Dataset entries on figures:
┄┄┄┄┄┄┄┄┄┄

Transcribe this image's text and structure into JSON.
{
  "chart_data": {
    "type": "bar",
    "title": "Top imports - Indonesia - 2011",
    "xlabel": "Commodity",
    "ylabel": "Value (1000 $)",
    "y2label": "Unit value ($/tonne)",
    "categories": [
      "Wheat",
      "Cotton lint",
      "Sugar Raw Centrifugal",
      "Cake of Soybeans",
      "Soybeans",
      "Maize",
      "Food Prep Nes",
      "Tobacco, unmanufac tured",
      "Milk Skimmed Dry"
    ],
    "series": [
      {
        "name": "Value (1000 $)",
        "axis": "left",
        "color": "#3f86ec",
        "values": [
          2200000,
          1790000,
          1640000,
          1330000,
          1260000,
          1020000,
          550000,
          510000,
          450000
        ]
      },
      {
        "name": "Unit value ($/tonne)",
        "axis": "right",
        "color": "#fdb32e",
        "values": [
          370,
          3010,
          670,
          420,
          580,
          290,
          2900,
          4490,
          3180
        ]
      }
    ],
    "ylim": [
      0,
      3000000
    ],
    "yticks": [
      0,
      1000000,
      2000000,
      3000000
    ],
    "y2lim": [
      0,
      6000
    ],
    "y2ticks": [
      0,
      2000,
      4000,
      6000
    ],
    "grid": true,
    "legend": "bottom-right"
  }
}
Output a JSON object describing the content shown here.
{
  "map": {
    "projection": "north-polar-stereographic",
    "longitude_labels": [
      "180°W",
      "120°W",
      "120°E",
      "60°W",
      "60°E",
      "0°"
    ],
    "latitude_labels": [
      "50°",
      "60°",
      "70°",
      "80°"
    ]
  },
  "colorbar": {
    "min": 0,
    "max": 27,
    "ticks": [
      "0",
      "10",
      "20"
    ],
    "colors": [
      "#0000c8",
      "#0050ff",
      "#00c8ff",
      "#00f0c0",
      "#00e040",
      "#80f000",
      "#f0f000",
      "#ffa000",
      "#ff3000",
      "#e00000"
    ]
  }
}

┄┄┄┄┄┄┄┄┄┄

[WHAT THE TASK ASKS]:
Repeat the records exactly, including every line.

[EXERCISE SOLUTION]:
Transcribe this image's text and structure into JSON.
{
  "chart_data": {
    "type": "bar",
    "title": "Top imports - Indonesia - 2011",
    "xlabel": "Commodity",
    "ylabel": "Value (1000 $)",
    "y2label": "Unit value ($/tonne)",
    "categories": [
      "Wheat",
      "Cotton lint",
      "Sugar Raw Centrifugal",
      "Cake of Soybeans",
      "Soybeans",
      "Maize",
      "Food Prep Nes",
      "Tobacco, unmanufac tured",
      "Milk Skimmed Dry"
    ],
    "series": [
      {
        "name": "Value (1000 $)",
        "axis": "left",
        "color": "#3f86ec",
        "values": [
          2200000,
          1790000,
          1640000,
          1330000,
          1260000,
          1020000,
          550000,
          510000,
          450000
        ]
      },
      {
        "name": "Unit value ($/tonne)",
        "axis": "right",
        "color": "#fdb32e",
        "values": [
          370,
          3010,
          670,
          420,
          580,
          290,
          2900,
          4490,
          3180
        ]
      }
    ],
    "ylim": [
      0,
      3000000
    ],
    "yticks": [
      0,
      1000000,
      2000000,
      3000000
    ],
    "y2lim": [
      0,
      6000
    ],
    "y2ticks": [
      0,
      2000,
      4000,
      6000
    ],
    "grid": true,
    "legend": "bottom-right"
  }
}
Output a JSON object describing the content shown here.
{
  "map": {
    "projection": "north-polar-stereographic",
    "longitude_labels": [
      "180°W",
      "120°W",
      "120°E",
      "60°W",
      "60°E",
      "0°"
    ],
    "latitude_labels": [
      "50°",
      "60°",
      "70°",
      "80°"
    ]
  },
  "colorbar": {
    "min": 0,
    "max": 27,
    "ticks": [
      "0",
      "10",
      "20"
    ],
    "colors": [
      "#0000c8",
      "#0050ff",
      "#00c8ff",
      "#00f0c0",
      "#00e040",
      "#80f000",
      "#f0f000",
      "#ffa000",
      "#ff3000",
      "#e00000"
    ]
  }
}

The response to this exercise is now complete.